■ What you are asked to do ■
In your copy, include every line of the listing below exactly but none of the pictures.

■ Some records ■
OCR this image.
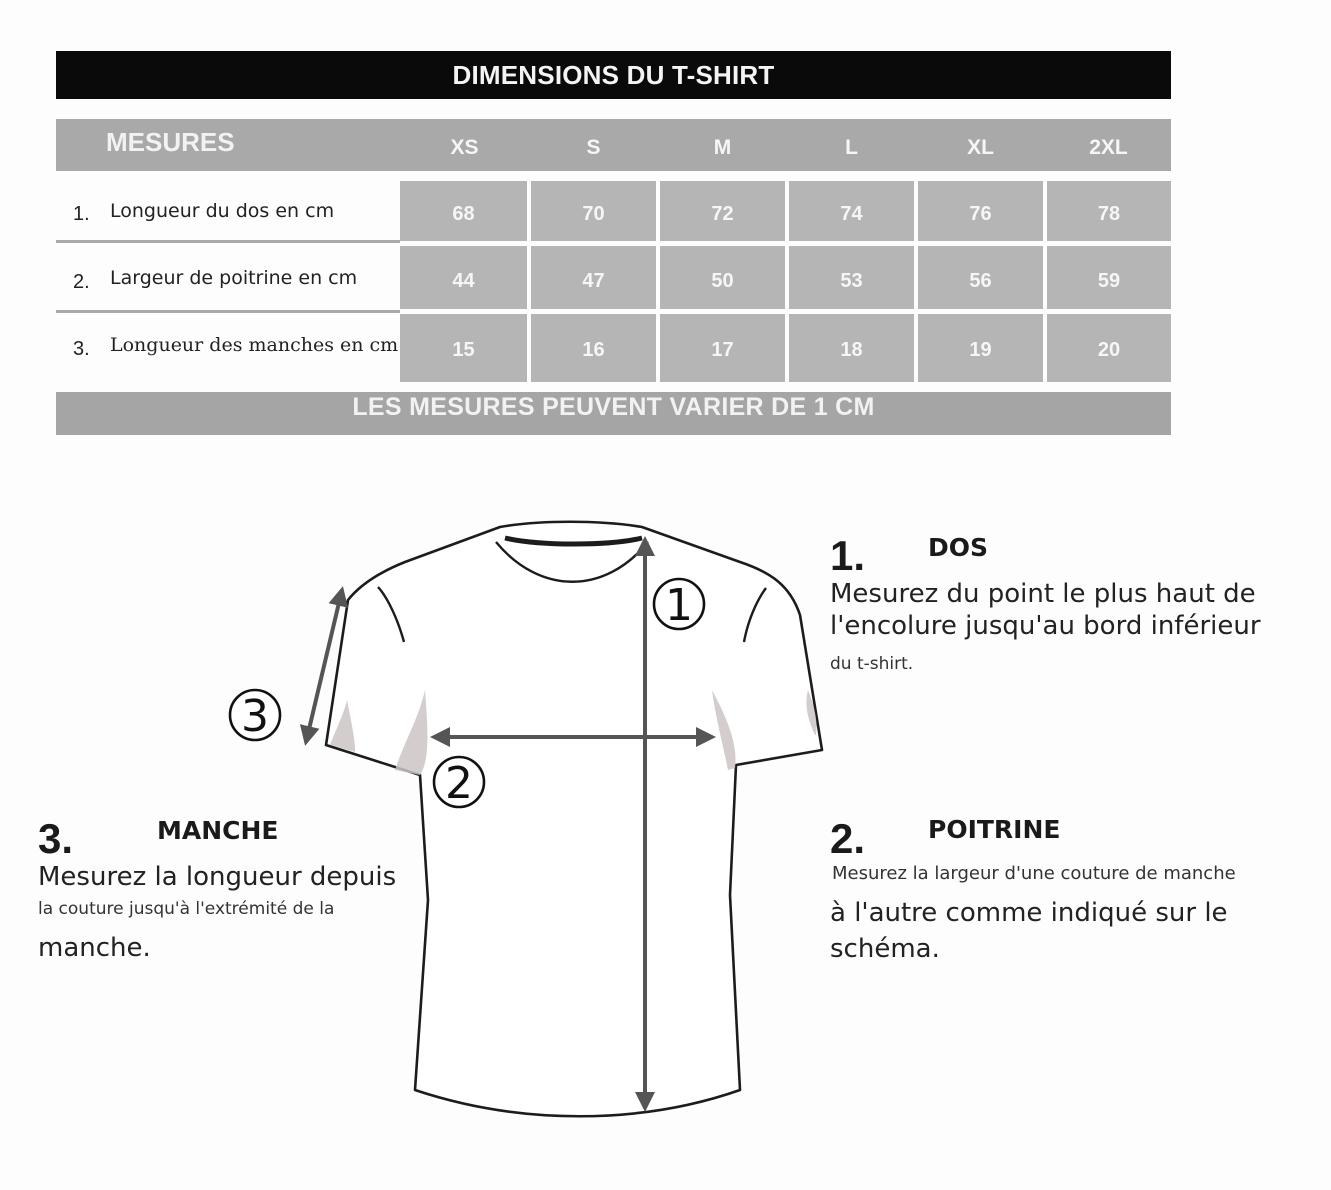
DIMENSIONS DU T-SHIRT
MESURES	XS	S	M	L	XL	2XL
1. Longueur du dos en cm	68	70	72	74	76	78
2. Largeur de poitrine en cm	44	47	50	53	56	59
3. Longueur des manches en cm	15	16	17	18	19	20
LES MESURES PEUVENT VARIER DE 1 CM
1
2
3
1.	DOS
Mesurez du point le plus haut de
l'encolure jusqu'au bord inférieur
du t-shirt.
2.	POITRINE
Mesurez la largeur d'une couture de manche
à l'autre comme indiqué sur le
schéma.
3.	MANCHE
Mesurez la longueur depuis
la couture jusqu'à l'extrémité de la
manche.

■ Solution to this task ■
OCR this image.
DIMENSIONS DU T-SHIRT
MESURES	XS	S	M	L	XL	2XL
1. Longueur du dos en cm	68	70	72	74	76	78
2. Largeur de poitrine en cm	44	47	50	53	56	59
3. Longueur des manches en cm	15	16	17	18	19	20
LES MESURES PEUVENT VARIER DE 1 CM
1
2
3
1.	DOS
Mesurez du point le plus haut de
l'encolure jusqu'au bord inférieur
du t-shirt.
2.	POITRINE
Mesurez la largeur d'une couture de manche
à l'autre comme indiqué sur le
schéma.
3.	MANCHE
Mesurez la longueur depuis
la couture jusqu'à l'extrémité de la
manche.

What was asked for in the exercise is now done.